### Texte à lire

Pour apprécier la situation à la hauteur de l’événement, il faut encore préciser que l’invitation faite à Sarkis est concomitante à l’acquisition par la Turquie, pour une durée de vingt ans, d’un pavillon national au sein de l’Arsenal. « Pavillon de la Turquie et non pavillon turc », précise l’artiste avec force pour bien marquer la différence sémantique. C’est dire si l’enjeu était considérable. Aussi était-il hors de question pour lui « d’utiliser le génocide comme un sujet » et a-t-il préféré « arroser d’amour la terre, repousser tout ce qui relève du négatif », comme il l’a exprimé dans Le Monde en mai dernier. Intitulé Respiro, son projet relève de cette préoccupation fondamentale dont toute son œuvre est porteuse : réparer. Sarkis a horreur des nationalismes. Il se dit ouvert à toutes les formes de cultures et à toutes les formes d’art. Il dit pouvoir volontiers passer du XVIe siècle à la grotte Chauvet, et de celle-ci à aujourd’hui, « et là, c’est Aby Warburg qui m’a aidé », tant il sait la dette due au célèbre historien de l’art, fondateur du concept d’iconologie. Passionné de cinéma, Sarkis s’est aussi appuyé sur l’exemple d’Andreï Tarkovski dont il admire l’œuvre, en particulier le film culte qu’il a consacré au moine russe, peintre d’icônes, Andreï Roublev en 1966. « Toute sa vie, Tarkovski a essayé de remettre en place le chemin de l’histoire qui avait viré de sa bonne trajectoire », dit-il en forme de résumé.

### Consignes de l'exercice
1) Répondez à ces questions sur le texte consacré à Sarkis :
(a) Pour quelle durée la Turquie a-t-elle acquis un pavillon national à l'Arsenal ?
(b) Quel est le titre du projet de Sarkis ?
(c) À quel moine russe est consacré le film de Tarkovski que Sarkis admire ?
2) Résumez en deux phrases le texte consacré à Sarkis.
3) Relevez toutes les personnes nommées dans le texte consacré à Sarkis.

### Extraits de données

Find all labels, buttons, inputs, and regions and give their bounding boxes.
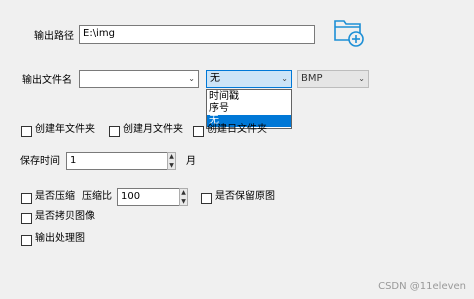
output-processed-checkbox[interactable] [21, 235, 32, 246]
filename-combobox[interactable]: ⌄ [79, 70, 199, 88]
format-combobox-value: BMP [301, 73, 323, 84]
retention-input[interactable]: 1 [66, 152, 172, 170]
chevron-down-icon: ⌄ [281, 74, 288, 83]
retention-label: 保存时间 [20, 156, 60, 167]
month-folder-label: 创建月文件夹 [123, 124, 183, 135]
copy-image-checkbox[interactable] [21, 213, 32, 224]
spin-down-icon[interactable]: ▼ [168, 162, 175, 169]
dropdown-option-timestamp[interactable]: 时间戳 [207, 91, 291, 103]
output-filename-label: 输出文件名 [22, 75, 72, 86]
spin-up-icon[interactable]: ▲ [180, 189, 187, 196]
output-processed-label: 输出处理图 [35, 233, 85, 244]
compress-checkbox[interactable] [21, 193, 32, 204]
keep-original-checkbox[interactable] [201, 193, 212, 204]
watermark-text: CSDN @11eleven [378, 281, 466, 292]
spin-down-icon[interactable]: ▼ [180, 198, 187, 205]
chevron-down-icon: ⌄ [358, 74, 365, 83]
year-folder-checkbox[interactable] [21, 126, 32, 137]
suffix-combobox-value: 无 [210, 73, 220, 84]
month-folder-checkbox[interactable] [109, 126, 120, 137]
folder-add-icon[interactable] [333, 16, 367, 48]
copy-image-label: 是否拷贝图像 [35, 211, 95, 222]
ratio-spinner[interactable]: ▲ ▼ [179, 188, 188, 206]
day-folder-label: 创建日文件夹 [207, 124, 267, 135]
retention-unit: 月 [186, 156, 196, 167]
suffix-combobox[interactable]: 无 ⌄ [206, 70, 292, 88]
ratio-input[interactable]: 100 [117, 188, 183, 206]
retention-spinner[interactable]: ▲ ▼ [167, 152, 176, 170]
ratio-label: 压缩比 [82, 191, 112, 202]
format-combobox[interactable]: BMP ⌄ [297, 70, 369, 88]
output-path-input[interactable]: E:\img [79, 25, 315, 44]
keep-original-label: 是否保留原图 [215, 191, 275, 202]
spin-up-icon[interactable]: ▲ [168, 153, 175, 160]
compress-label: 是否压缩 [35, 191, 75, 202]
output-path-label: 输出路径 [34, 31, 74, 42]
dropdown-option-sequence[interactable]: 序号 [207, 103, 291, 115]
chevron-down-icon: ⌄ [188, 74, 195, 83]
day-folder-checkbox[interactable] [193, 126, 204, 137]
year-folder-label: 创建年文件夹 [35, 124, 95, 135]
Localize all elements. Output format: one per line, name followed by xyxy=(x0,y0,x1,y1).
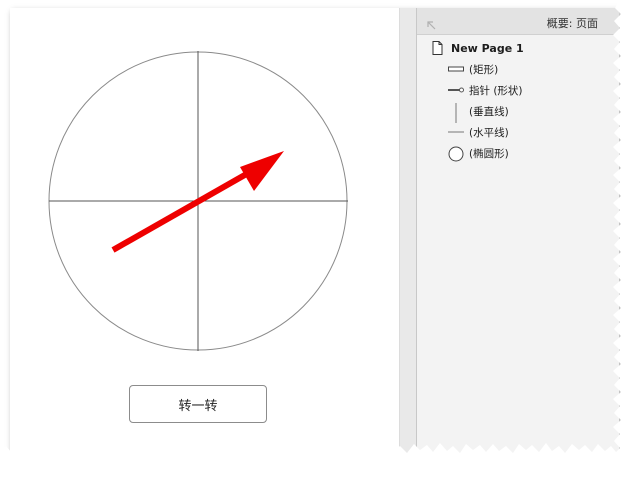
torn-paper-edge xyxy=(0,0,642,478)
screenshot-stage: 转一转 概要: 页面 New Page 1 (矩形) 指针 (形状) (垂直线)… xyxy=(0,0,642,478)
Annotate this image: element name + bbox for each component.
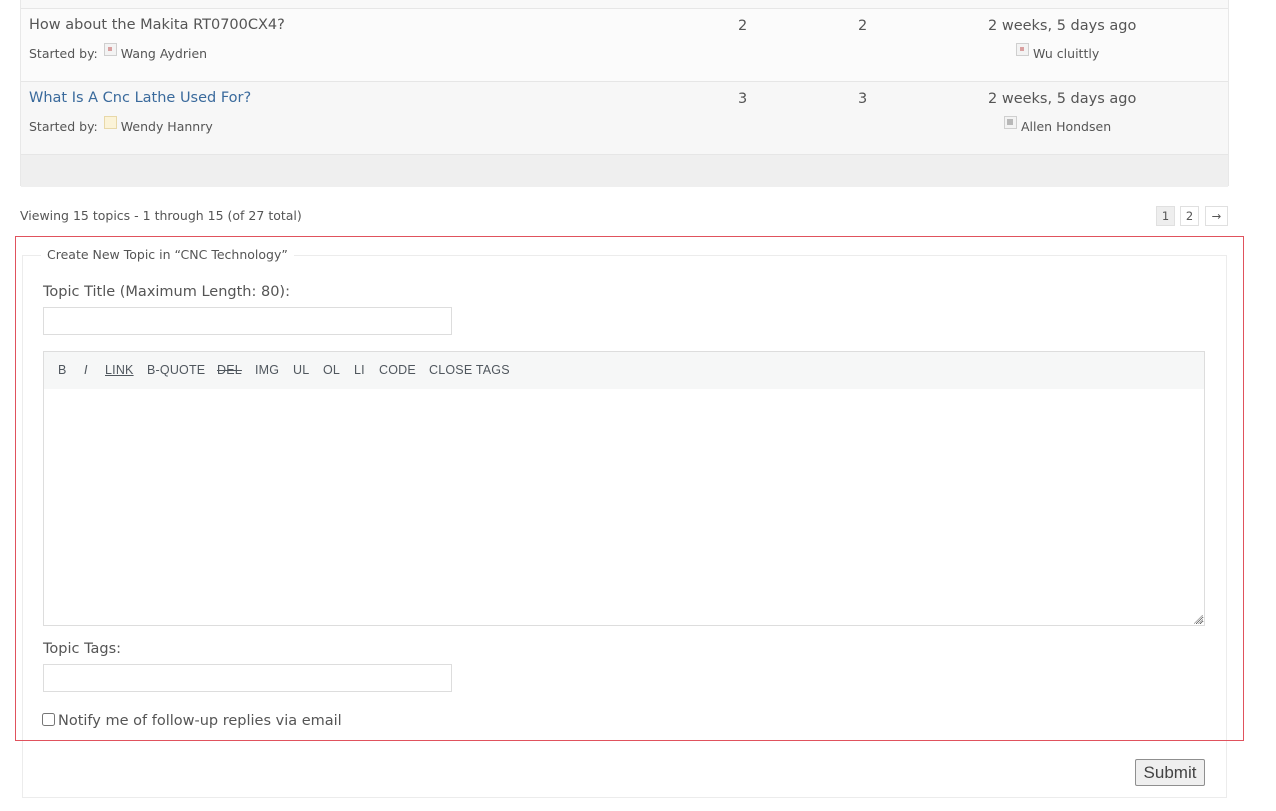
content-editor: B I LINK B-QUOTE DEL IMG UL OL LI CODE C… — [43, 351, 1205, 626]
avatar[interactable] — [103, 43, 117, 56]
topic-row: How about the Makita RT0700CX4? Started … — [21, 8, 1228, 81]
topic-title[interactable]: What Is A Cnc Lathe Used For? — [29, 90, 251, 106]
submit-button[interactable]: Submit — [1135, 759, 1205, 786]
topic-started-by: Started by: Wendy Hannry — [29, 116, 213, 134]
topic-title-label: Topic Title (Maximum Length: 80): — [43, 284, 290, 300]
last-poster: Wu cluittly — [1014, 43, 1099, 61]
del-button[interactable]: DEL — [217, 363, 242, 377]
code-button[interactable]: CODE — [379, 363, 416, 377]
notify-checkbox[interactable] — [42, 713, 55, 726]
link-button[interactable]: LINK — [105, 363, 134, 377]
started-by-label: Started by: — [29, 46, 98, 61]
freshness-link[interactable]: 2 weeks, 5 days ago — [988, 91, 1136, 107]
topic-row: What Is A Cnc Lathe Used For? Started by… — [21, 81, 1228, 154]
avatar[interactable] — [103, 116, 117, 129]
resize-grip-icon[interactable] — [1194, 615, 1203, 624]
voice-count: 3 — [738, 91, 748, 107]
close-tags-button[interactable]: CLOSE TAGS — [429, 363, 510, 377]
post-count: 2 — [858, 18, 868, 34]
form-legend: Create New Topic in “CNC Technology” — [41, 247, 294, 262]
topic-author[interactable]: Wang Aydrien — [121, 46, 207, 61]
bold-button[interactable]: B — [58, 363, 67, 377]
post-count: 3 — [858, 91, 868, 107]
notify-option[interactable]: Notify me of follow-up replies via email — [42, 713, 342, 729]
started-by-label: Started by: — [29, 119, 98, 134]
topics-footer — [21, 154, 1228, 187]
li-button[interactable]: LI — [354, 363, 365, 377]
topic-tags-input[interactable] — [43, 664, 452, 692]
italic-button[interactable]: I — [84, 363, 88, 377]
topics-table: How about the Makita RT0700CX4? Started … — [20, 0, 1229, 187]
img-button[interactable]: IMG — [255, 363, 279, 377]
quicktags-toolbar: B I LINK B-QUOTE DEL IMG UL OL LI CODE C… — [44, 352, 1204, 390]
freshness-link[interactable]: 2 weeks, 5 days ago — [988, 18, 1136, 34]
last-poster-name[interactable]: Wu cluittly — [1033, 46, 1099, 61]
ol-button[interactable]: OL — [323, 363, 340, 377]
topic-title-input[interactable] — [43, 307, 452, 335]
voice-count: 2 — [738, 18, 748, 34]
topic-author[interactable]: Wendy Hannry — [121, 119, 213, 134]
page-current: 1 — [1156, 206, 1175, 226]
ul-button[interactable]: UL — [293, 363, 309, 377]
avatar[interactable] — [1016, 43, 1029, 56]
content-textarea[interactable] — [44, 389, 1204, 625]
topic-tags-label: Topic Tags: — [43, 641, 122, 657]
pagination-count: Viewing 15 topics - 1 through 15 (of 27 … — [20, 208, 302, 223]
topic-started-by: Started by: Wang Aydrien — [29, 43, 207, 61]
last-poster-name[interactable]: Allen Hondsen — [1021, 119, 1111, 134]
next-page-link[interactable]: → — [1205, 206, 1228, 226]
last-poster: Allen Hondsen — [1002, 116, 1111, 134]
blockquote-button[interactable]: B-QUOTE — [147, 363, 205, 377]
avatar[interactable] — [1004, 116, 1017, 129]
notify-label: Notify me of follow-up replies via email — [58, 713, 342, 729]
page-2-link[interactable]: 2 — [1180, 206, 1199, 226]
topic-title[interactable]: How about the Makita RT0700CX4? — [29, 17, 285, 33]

### Réponses par consigne
1)
(a) Pour vingt ans.
(b) Respiro.
(c) À Andreï Roublev, peintre d'icônes.

2) Invité au moment où la Turquie acquiert pour vingt ans un pavillon national à l'Arsenal, Sarkis refuse d'utiliser le génocide comme un sujet et présente Respiro, un projet tourné vers l'idée de réparer. Opposé aux nationalismes et ouvert à toutes les cultures, il reconnaît sa dette envers Aby Warburg et s'appuie aussi sur l'exemple d'Andreï Tarkovski.

3) Sarkis, Aby Warburg, Andreï Tarkovski, Andreï Roublev.